The problem - Note each line of the listing that contains the string "McLaughlin", and copy it.

Exercise inputs -
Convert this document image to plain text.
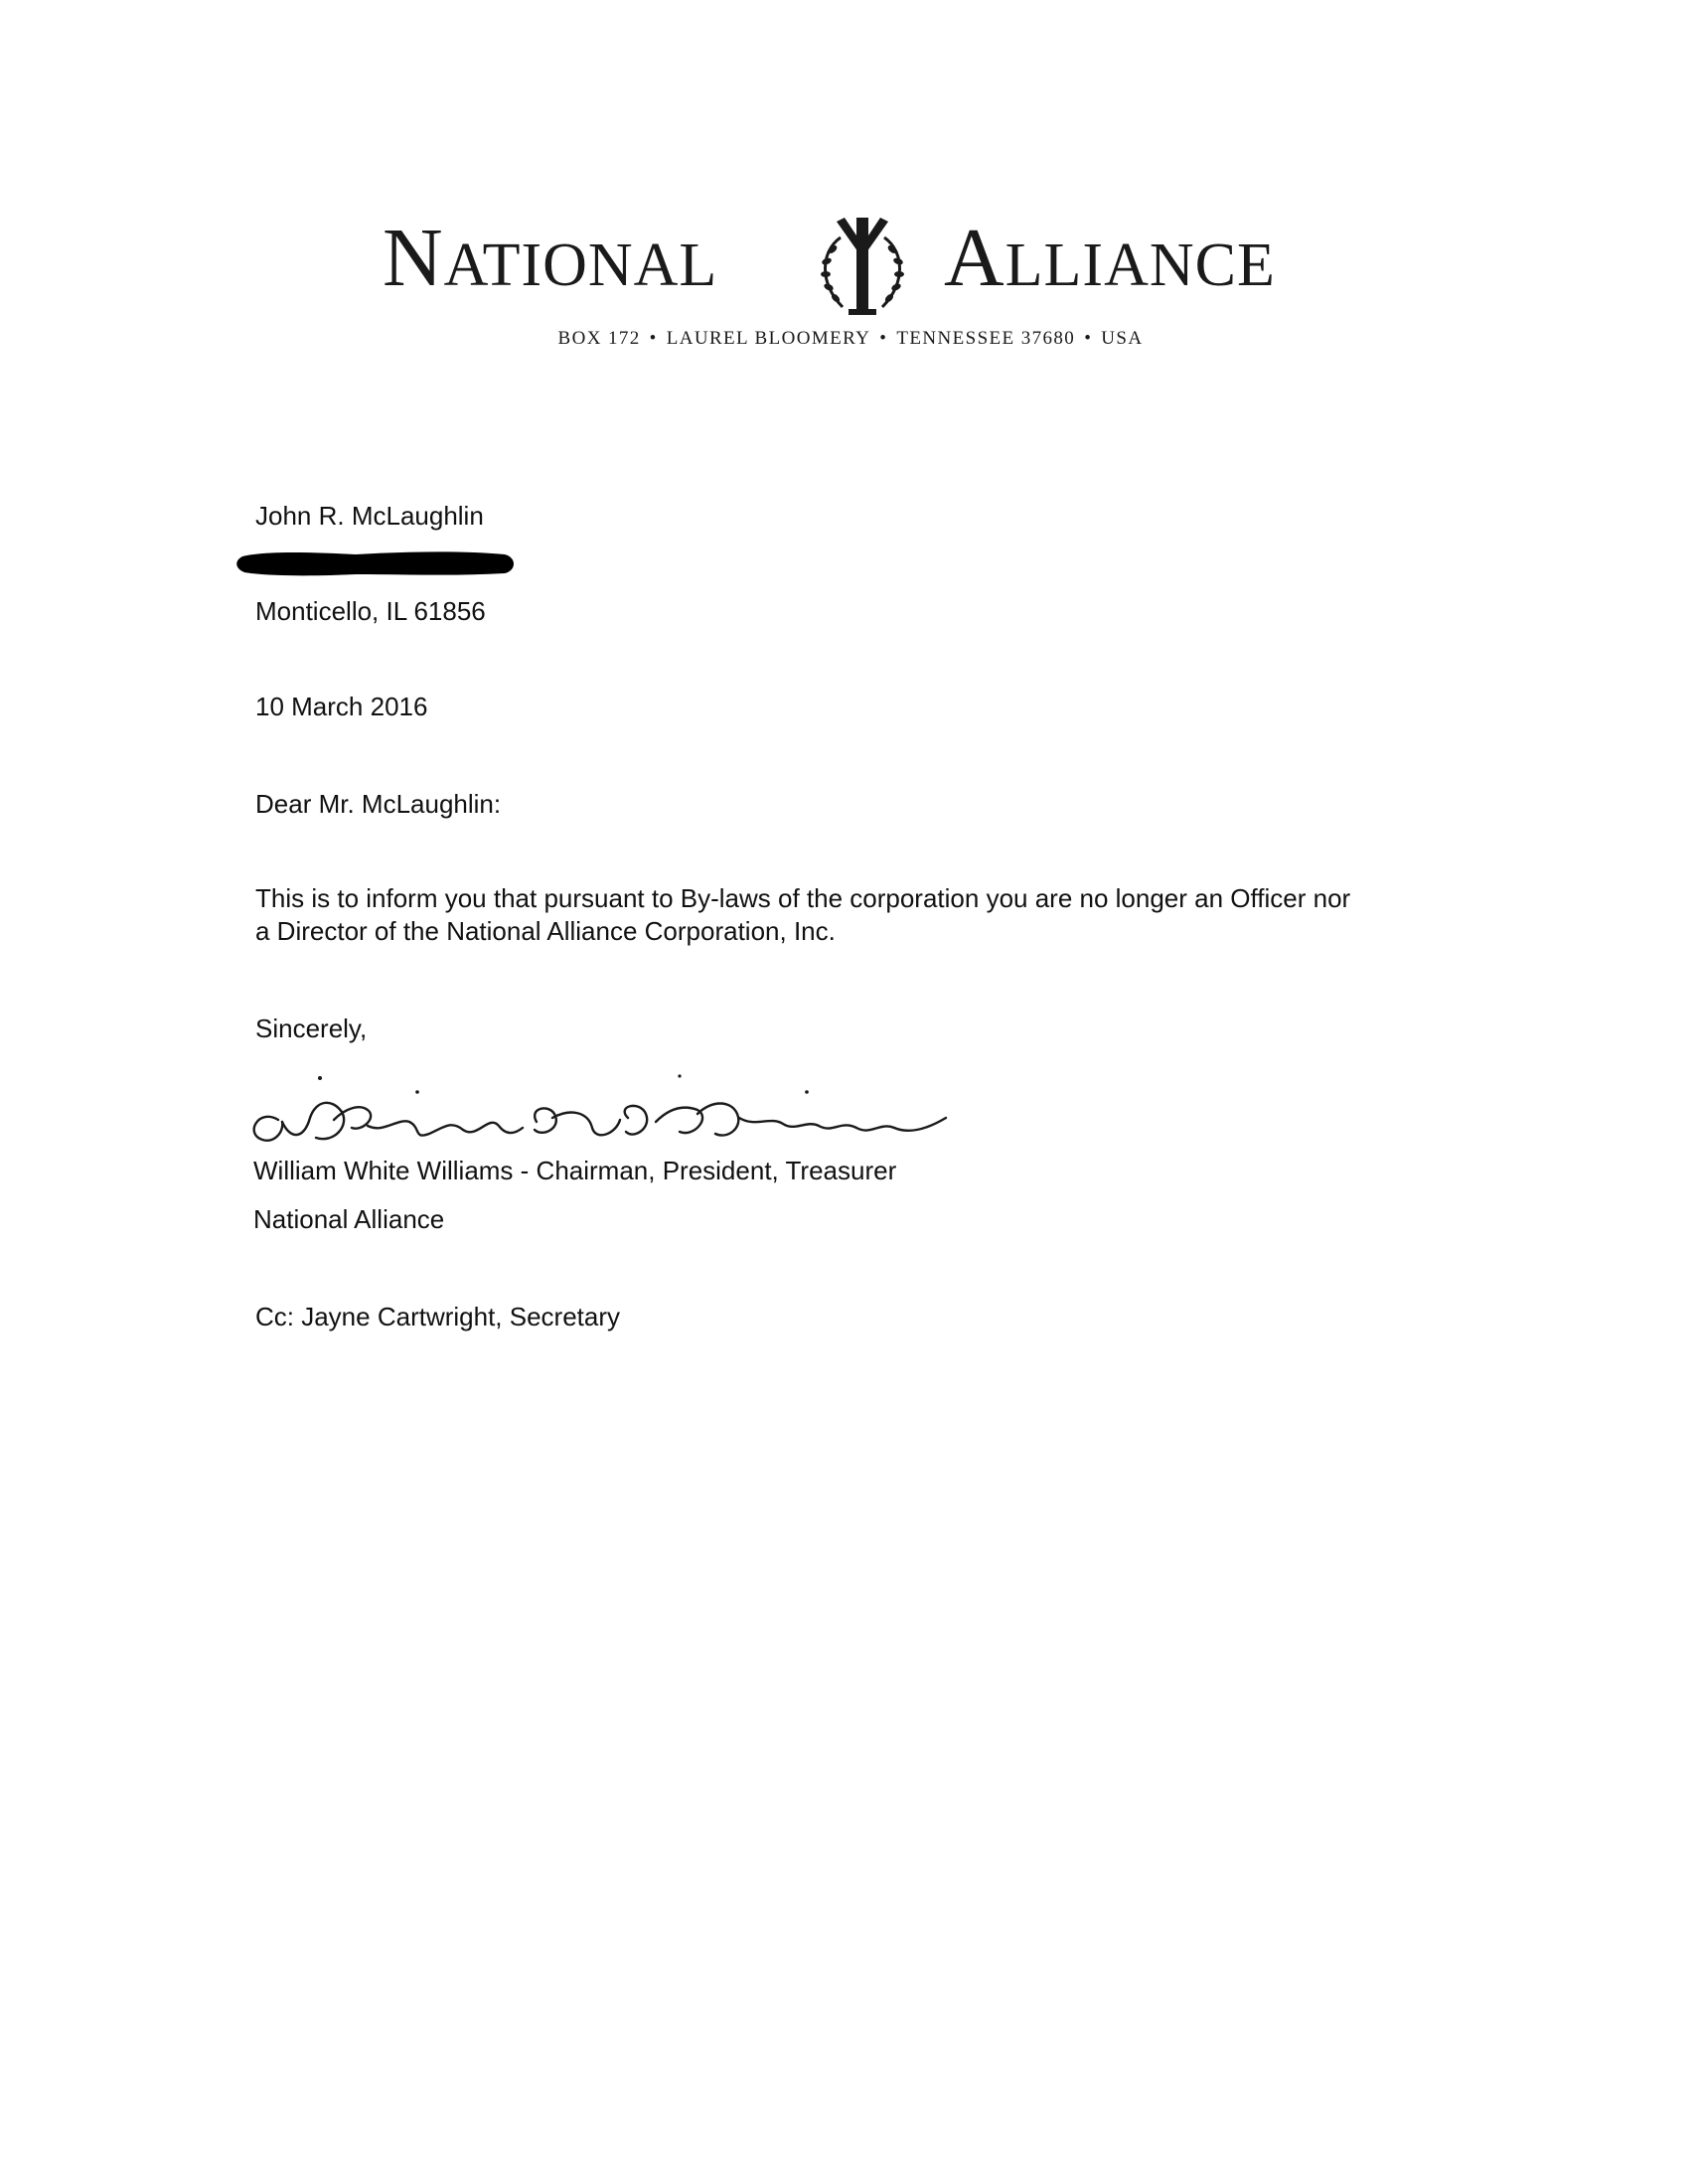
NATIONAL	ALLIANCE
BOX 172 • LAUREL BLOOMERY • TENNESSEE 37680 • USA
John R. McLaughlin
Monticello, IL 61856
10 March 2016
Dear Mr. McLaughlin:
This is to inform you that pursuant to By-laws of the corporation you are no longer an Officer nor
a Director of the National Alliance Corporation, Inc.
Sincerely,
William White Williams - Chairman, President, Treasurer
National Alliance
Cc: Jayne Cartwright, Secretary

* * *

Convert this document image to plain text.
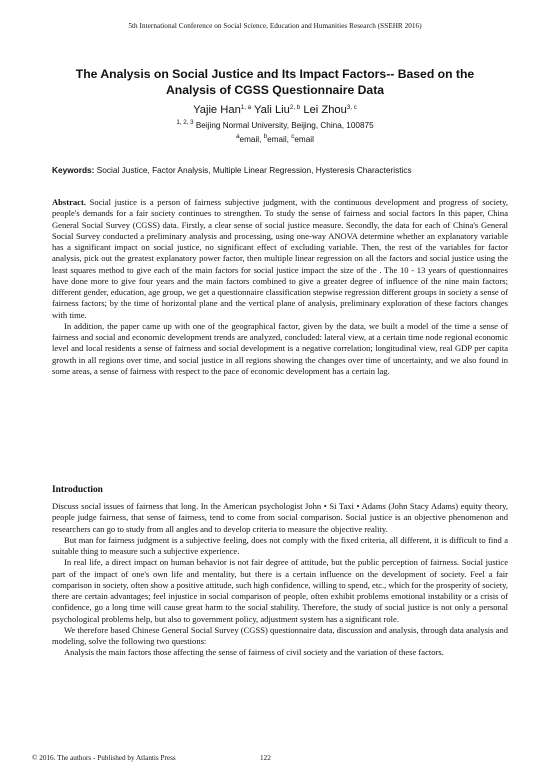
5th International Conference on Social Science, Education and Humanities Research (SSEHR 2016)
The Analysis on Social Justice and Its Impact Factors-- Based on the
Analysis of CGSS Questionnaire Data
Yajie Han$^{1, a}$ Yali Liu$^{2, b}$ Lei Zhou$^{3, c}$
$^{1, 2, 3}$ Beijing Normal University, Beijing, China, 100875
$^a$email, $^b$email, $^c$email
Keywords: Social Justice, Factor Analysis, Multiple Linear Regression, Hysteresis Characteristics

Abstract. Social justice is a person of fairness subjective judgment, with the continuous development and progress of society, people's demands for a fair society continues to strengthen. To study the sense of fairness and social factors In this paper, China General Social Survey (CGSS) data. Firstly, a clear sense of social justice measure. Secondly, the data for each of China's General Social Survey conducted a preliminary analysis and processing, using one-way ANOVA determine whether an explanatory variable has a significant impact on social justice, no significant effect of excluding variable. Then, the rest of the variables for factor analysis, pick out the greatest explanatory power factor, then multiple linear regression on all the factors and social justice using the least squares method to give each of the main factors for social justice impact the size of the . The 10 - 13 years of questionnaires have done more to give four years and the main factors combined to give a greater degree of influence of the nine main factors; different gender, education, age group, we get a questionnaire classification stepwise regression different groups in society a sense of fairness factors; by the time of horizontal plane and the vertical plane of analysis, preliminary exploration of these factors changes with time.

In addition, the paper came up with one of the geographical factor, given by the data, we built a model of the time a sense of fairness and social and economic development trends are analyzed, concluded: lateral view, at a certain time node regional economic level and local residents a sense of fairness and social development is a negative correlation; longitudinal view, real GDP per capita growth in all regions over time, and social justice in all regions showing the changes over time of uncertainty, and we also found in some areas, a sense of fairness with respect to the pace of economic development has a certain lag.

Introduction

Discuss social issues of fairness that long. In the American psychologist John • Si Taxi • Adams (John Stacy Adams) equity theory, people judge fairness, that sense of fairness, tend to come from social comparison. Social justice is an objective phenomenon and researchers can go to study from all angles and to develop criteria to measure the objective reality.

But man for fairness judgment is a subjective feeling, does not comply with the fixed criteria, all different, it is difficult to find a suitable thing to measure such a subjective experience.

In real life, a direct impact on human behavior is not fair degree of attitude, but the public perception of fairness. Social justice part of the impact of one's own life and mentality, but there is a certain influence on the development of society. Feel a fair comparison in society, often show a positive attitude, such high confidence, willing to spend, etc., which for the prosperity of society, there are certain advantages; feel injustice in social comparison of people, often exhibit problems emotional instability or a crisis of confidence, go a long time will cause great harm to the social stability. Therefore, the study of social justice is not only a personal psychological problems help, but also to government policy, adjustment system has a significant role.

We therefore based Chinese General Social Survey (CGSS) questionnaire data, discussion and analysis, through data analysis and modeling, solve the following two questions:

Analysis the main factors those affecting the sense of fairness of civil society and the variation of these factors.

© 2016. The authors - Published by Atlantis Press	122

Completed task -
John R. McLaughlin
Dear Mr. McLaughlin:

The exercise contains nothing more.